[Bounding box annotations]
+-------+

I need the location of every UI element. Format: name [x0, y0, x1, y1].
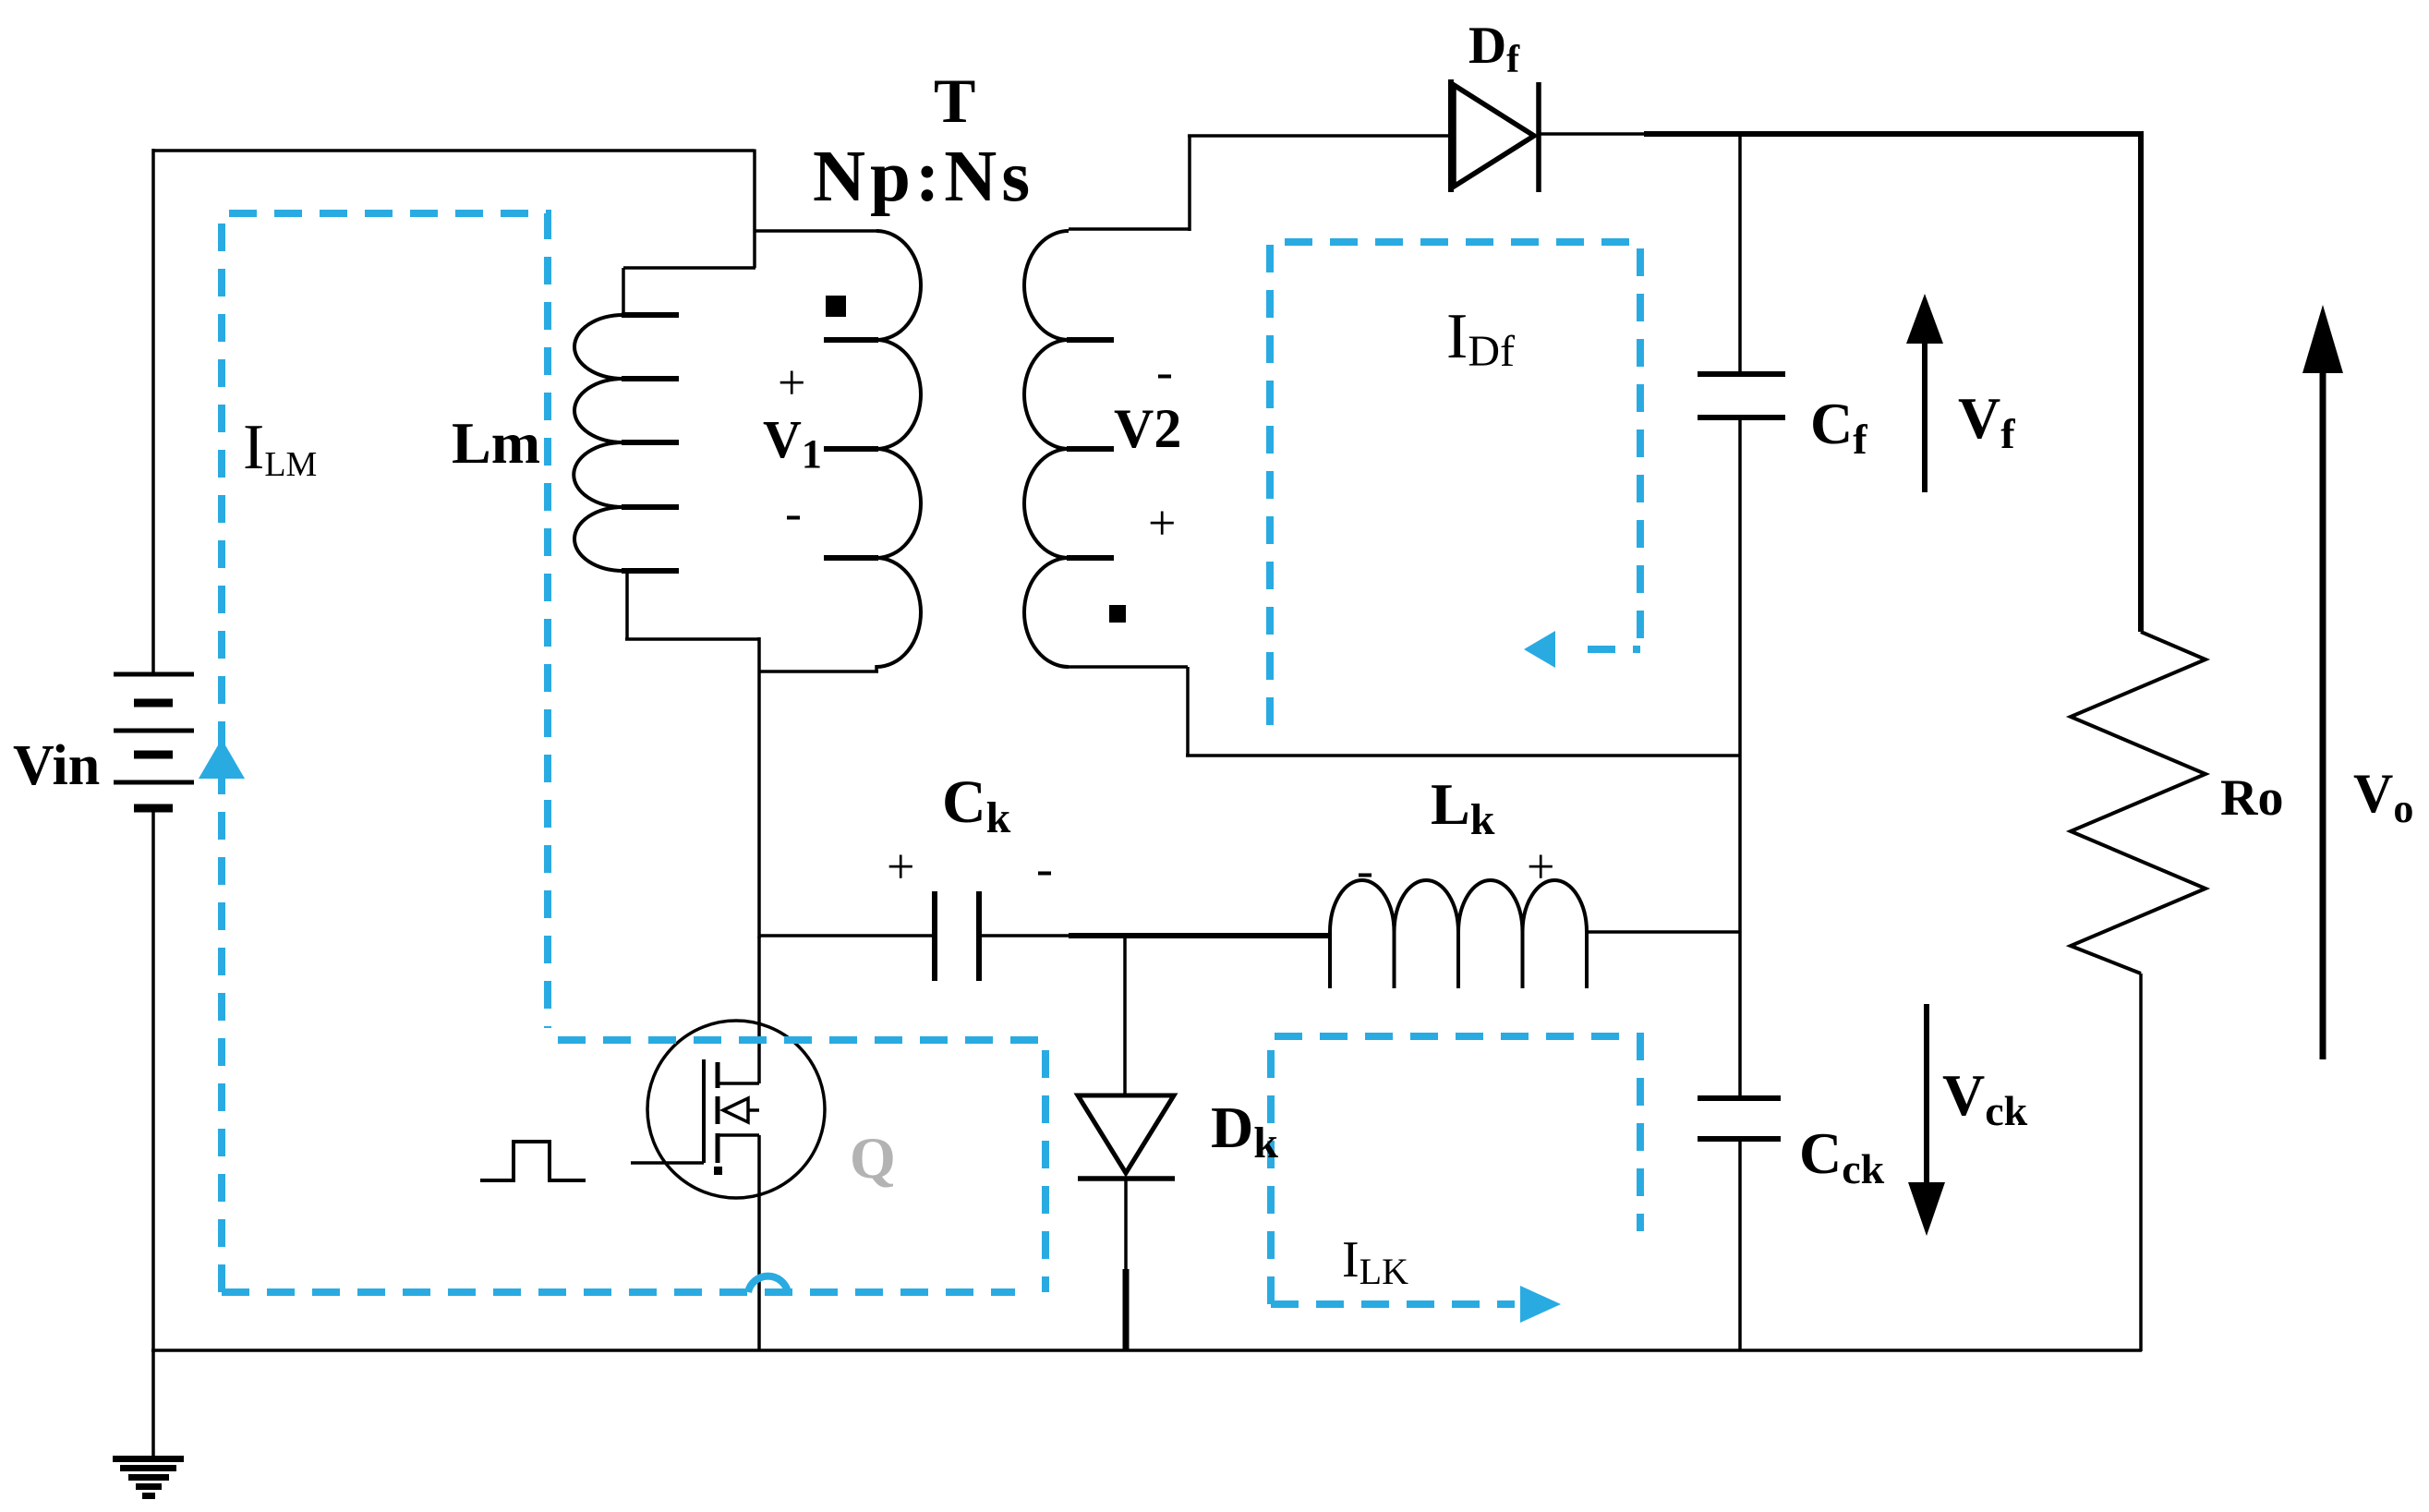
arrowhead ILK right [1520, 1286, 1561, 1323]
svg-text:Ro: Ro [2220, 769, 2283, 827]
arrowhead ILM up [199, 739, 245, 779]
wire primary bottom stub [759, 665, 878, 671]
wire top left horizontal [153, 149, 755, 152]
dot secondary winding [1109, 605, 1126, 623]
wire battery bottom lead [151, 812, 155, 1352]
wire Dk cathode to bottom (thick lower part) [1124, 1179, 1128, 1271]
svg-text:V1: V1 [763, 409, 822, 477]
wire secondary bottom [1069, 667, 1740, 756]
svg-text:Ck: Ck [942, 768, 1011, 842]
wire battery top lead [151, 149, 155, 672]
wire MOSFET source to bottom wire [757, 1135, 761, 1351]
svg-text:Q: Q [850, 1125, 896, 1191]
svg-text:Vck: Vck [1942, 1062, 2028, 1134]
svg-text:+: + [778, 355, 805, 410]
svg-text:+: + [887, 839, 914, 894]
arrow Vf [1906, 294, 1943, 492]
transistor Q (MOSFET) [631, 1021, 825, 1198]
svg-text:Cf: Cf [1810, 391, 1867, 463]
svg-text:Vo: Vo [2353, 763, 2413, 831]
loop IDf dashed box [1270, 242, 1640, 725]
diode Df [1451, 79, 1539, 192]
transformer T primary winding V1 [824, 231, 921, 667]
capacitor Cck [1698, 1098, 1781, 1139]
wire branch to primary top [755, 229, 878, 233]
inductor Lm [574, 315, 679, 571]
svg-text:Lk: Lk [1431, 771, 1495, 844]
svg-text:ILK: ILK [1342, 1231, 1408, 1292]
transformer T secondary winding V2 [1024, 231, 1114, 667]
wire output right vertical (thick) [2138, 131, 2144, 632]
svg-text:-: - [1357, 842, 1373, 898]
loop Q dashed box [558, 1040, 1045, 1292]
wire Cf bottom down the bus [1738, 417, 1742, 1098]
svg-text:+: + [1527, 839, 1554, 894]
wire right bus x=1884 from top wire to Cf [1738, 134, 1742, 374]
ground [113, 1456, 184, 1499]
svg-text:-: - [785, 485, 802, 540]
capacitor Ck [759, 891, 1331, 981]
loop ILK dashed box [1271, 1036, 1640, 1304]
svg-text:+: + [1148, 495, 1176, 550]
wire top-left vertical drop at x=817 [753, 150, 756, 269]
current loop ILM (dashed) [222, 213, 1640, 1304]
capacitor Cf [1698, 374, 1785, 417]
wire bottom bus [151, 1349, 2142, 1352]
diode Dk [1078, 1095, 1175, 1179]
wire secondary top to Df [1069, 136, 1455, 231]
wire branch to Lm top [623, 268, 755, 315]
gate pulse symbol [480, 1142, 586, 1180]
resistor Ro [2071, 632, 2205, 974]
wire drain column x=822 [757, 637, 761, 938]
wire Dk anode from Ck node [1123, 936, 1127, 1094]
wire Cck bottom lead [1738, 1139, 1742, 1351]
svg-text:V2: V2 [1114, 398, 1181, 459]
inductor Lk [1330, 880, 1587, 988]
svg-text:Np:Ns: Np:Ns [813, 137, 1034, 217]
wire Lm bottom to drain column [625, 569, 759, 639]
wire Lk right to bus [1587, 930, 1740, 934]
arrow Vck [1908, 1004, 1945, 1236]
svg-text:-: - [1036, 841, 1053, 896]
svg-text:Df: Df [1468, 17, 1520, 81]
arrowhead IDf left [1524, 631, 1555, 668]
svg-text:Vf: Vf [1958, 385, 2015, 457]
wire Df cathode to output node (thick) [1539, 132, 1646, 136]
svg-text:ILM: ILM [243, 412, 317, 484]
dot primary winding [826, 296, 846, 317]
svg-text:-: - [1156, 344, 1173, 399]
svg-text:T: T [934, 66, 975, 136]
svg-text:IDf: IDf [1446, 301, 1515, 376]
svg-text:Lm: Lm [452, 410, 540, 476]
wire ground stem [151, 1350, 155, 1458]
wire Ro bottom lead [2139, 974, 2143, 1351]
svg-text:Cck: Cck [1799, 1120, 1885, 1192]
hop arc over source wire [748, 1276, 788, 1292]
arrow Vo [2302, 305, 2343, 1059]
battery Vin plates [114, 674, 194, 808]
svg-text:Vin: Vin [13, 734, 100, 797]
wire MOSFET drain into circle [757, 937, 761, 1083]
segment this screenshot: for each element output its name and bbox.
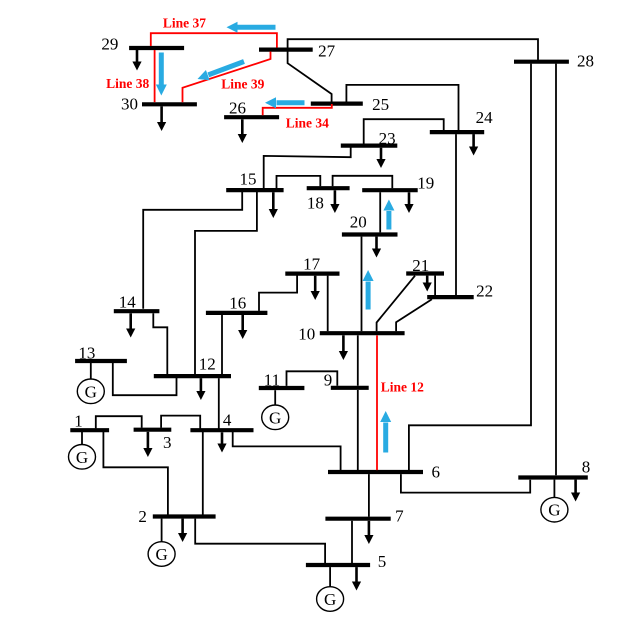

+-------+

▸ **WRITTEN EXERCISE**
Write out the rows from the line with "arrowhead ILK right [1520, 1286, 1561, 1323]" up to and including the line with "resistor Ro [2071, 632, 2205, 974]", keeping each one unchanged.

▸ **RESPONSE TO THE EXERCISE**
arrowhead ILK right [1520, 1286, 1561, 1323]
svg-text:Ro: Ro [2220, 769, 2283, 827]
arrowhead ILM up [199, 739, 245, 779]
wire primary bottom stub [759, 665, 878, 671]
wire top left horizontal [153, 149, 755, 152]
dot secondary winding [1109, 605, 1126, 623]
wire battery bottom lead [151, 812, 155, 1352]
wire Dk cathode to bottom (thick lower part) [1124, 1179, 1128, 1271]
svg-text:V1: V1 [763, 409, 822, 477]
wire secondary bottom [1069, 667, 1740, 756]
svg-text:Ck: Ck [942, 768, 1011, 842]
wire battery top lead [151, 149, 155, 672]
wire MOSFET source to bottom wire [757, 1135, 761, 1351]
svg-text:Q: Q [850, 1125, 896, 1191]
svg-text:Vck: Vck [1942, 1062, 2028, 1134]
svg-text:+: + [778, 355, 805, 410]
svg-text:+: + [887, 839, 914, 894]
arrow Vf [1906, 294, 1943, 492]
transistor Q (MOSFET) [631, 1021, 825, 1198]
svg-text:Cf: Cf [1810, 391, 1867, 463]
svg-text:Vo: Vo [2353, 763, 2413, 831]
loop IDf dashed box [1270, 242, 1640, 725]
diode Df [1451, 79, 1539, 192]
transformer T primary winding V1 [824, 231, 921, 667]
capacitor Cck [1698, 1098, 1781, 1139]
wire branch to primary top [755, 229, 878, 233]
inductor Lm [574, 315, 679, 571]
svg-text:Lk: Lk [1431, 771, 1495, 844]
svg-text:ILK: ILK [1342, 1231, 1408, 1292]
transformer T secondary winding V2 [1024, 231, 1114, 667]
wire output right vertical (thick) [2138, 131, 2144, 632]
svg-text:-: - [1357, 842, 1373, 898]
loop Q dashed box [558, 1040, 1045, 1292]
wire Cf bottom down the bus [1738, 417, 1742, 1098]
svg-text:+: + [1527, 839, 1554, 894]
wire right bus x=1884 from top wire to Cf [1738, 134, 1742, 374]
ground [113, 1456, 184, 1499]
svg-text:-: - [785, 485, 802, 540]
capacitor Ck [759, 891, 1331, 981]
loop ILK dashed box [1271, 1036, 1640, 1304]
svg-text:+: + [1148, 495, 1176, 550]
wire top-left vertical drop at x=817 [753, 150, 756, 269]
current loop ILM (dashed) [222, 213, 1640, 1304]
capacitor Cf [1698, 374, 1785, 417]
wire bottom bus [151, 1349, 2142, 1352]
diode Dk [1078, 1095, 1175, 1179]
wire secondary top to Df [1069, 136, 1455, 231]
wire branch to Lm top [623, 268, 755, 315]
gate pulse symbol [480, 1142, 586, 1180]
resistor Ro [2071, 632, 2205, 974]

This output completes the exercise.